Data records
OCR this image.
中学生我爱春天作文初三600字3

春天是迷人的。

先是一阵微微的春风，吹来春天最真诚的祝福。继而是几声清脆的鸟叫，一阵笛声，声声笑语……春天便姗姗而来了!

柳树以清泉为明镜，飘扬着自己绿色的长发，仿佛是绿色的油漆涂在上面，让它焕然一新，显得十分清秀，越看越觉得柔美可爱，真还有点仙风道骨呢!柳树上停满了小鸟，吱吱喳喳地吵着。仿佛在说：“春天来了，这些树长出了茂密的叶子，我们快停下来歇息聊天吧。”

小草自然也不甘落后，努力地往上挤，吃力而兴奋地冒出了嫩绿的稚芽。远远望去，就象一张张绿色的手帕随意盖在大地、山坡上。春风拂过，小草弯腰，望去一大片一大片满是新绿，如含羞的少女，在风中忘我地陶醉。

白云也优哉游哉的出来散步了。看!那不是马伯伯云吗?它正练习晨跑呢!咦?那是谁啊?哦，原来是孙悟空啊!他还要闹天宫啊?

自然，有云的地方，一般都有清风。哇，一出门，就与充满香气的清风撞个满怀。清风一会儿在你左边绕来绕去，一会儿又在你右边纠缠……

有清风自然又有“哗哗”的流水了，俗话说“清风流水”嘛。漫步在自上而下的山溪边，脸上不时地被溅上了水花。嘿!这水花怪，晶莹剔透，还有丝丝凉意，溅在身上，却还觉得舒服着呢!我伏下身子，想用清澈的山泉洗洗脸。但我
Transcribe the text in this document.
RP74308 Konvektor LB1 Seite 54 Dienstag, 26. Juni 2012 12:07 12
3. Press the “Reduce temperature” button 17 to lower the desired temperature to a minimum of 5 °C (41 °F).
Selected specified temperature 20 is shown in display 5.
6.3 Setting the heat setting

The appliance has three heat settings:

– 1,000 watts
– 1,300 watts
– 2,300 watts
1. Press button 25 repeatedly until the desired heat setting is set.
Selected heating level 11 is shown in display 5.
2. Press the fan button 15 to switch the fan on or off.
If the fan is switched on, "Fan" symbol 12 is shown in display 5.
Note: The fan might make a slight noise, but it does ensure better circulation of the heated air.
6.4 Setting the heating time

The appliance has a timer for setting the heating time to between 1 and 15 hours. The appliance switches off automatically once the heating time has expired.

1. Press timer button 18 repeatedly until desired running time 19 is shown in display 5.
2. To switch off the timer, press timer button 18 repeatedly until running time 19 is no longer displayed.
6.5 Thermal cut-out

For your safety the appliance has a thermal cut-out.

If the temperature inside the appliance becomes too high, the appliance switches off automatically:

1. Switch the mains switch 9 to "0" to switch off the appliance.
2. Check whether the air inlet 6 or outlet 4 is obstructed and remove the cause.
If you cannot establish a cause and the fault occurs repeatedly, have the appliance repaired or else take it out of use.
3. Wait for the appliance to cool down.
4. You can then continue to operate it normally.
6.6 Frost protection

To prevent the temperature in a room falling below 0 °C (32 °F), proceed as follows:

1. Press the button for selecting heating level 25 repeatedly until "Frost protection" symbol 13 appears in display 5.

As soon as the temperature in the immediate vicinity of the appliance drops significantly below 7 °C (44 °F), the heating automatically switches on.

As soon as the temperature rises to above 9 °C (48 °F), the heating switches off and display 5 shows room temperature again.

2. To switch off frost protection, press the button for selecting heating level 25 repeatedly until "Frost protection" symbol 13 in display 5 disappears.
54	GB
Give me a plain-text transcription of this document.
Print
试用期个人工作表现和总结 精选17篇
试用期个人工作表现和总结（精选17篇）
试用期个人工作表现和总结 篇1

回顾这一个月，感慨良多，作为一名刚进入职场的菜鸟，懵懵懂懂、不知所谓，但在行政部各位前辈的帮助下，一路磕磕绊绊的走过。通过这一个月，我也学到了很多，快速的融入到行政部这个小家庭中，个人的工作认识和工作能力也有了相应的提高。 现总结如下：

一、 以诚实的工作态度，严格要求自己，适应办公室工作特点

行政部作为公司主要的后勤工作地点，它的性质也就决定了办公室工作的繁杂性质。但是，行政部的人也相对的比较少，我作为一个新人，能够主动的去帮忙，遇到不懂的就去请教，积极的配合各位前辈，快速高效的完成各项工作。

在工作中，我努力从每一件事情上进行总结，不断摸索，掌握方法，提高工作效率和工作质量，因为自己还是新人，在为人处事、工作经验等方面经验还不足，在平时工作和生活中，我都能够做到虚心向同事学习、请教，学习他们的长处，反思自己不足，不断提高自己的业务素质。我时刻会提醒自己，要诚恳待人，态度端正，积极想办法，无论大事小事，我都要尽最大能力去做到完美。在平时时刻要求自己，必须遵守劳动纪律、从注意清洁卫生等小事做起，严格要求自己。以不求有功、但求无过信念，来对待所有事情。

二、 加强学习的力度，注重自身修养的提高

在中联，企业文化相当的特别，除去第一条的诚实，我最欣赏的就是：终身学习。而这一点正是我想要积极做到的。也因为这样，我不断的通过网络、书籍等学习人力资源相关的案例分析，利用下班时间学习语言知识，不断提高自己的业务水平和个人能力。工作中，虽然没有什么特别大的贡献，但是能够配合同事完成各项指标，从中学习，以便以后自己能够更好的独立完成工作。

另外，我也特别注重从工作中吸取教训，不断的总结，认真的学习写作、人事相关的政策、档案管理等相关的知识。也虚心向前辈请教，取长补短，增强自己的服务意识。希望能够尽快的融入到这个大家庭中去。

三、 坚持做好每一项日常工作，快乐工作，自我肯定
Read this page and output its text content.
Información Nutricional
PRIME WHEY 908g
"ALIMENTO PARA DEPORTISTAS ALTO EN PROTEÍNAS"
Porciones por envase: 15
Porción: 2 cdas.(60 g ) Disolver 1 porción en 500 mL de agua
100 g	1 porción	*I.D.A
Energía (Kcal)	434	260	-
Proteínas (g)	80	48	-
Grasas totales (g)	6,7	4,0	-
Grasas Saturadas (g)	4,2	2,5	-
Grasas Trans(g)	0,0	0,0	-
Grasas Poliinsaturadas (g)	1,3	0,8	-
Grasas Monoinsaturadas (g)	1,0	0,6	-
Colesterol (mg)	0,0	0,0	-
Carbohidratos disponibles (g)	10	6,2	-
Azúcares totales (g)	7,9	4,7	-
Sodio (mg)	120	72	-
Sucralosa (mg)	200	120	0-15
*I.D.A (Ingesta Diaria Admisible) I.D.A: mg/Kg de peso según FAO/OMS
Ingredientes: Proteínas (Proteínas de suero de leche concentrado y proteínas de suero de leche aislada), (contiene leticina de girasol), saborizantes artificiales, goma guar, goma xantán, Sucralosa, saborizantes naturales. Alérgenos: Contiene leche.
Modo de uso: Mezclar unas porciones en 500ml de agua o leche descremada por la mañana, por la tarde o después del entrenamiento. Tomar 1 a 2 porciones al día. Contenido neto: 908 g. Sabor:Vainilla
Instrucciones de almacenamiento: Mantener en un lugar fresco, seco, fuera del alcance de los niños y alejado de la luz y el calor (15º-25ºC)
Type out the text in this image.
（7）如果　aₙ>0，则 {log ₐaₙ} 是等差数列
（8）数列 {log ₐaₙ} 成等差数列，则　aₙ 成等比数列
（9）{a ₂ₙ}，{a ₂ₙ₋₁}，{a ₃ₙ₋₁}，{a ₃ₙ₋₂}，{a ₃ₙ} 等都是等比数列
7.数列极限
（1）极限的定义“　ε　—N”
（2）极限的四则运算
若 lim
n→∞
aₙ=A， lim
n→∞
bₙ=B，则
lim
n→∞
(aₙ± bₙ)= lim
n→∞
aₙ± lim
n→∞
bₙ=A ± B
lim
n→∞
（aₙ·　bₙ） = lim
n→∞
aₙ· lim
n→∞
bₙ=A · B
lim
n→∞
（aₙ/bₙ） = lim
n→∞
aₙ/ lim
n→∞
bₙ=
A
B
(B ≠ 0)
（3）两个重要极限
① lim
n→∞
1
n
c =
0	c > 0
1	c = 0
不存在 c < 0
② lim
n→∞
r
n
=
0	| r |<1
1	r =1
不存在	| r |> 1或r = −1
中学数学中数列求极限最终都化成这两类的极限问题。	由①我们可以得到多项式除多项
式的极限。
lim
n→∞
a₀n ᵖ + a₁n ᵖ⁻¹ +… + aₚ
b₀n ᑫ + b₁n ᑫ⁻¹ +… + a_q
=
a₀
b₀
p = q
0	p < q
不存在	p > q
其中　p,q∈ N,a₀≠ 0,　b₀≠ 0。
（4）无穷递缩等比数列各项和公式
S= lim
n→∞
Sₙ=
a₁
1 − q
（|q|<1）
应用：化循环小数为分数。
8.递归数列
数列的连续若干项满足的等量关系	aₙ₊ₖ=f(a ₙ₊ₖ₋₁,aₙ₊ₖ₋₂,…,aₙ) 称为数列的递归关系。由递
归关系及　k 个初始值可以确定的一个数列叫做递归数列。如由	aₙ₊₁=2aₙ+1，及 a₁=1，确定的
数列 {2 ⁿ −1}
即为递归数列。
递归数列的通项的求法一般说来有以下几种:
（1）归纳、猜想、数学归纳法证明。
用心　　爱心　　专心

WHAT IS NEEDED
Keep only the lines that hold the string "symbol", and copy them out.

EXERCISE ANSWER
If the fan is switched on, "Fan" symbol 12 is shown in display 5.
1. Press the button for selecting heating level 25 repeatedly until "Frost protection" symbol 13 appears in display 5.
2. To switch off frost protection, press the button for selecting heating level 25 repeatedly until "Frost protection" symbol 13 in display 5 disappears.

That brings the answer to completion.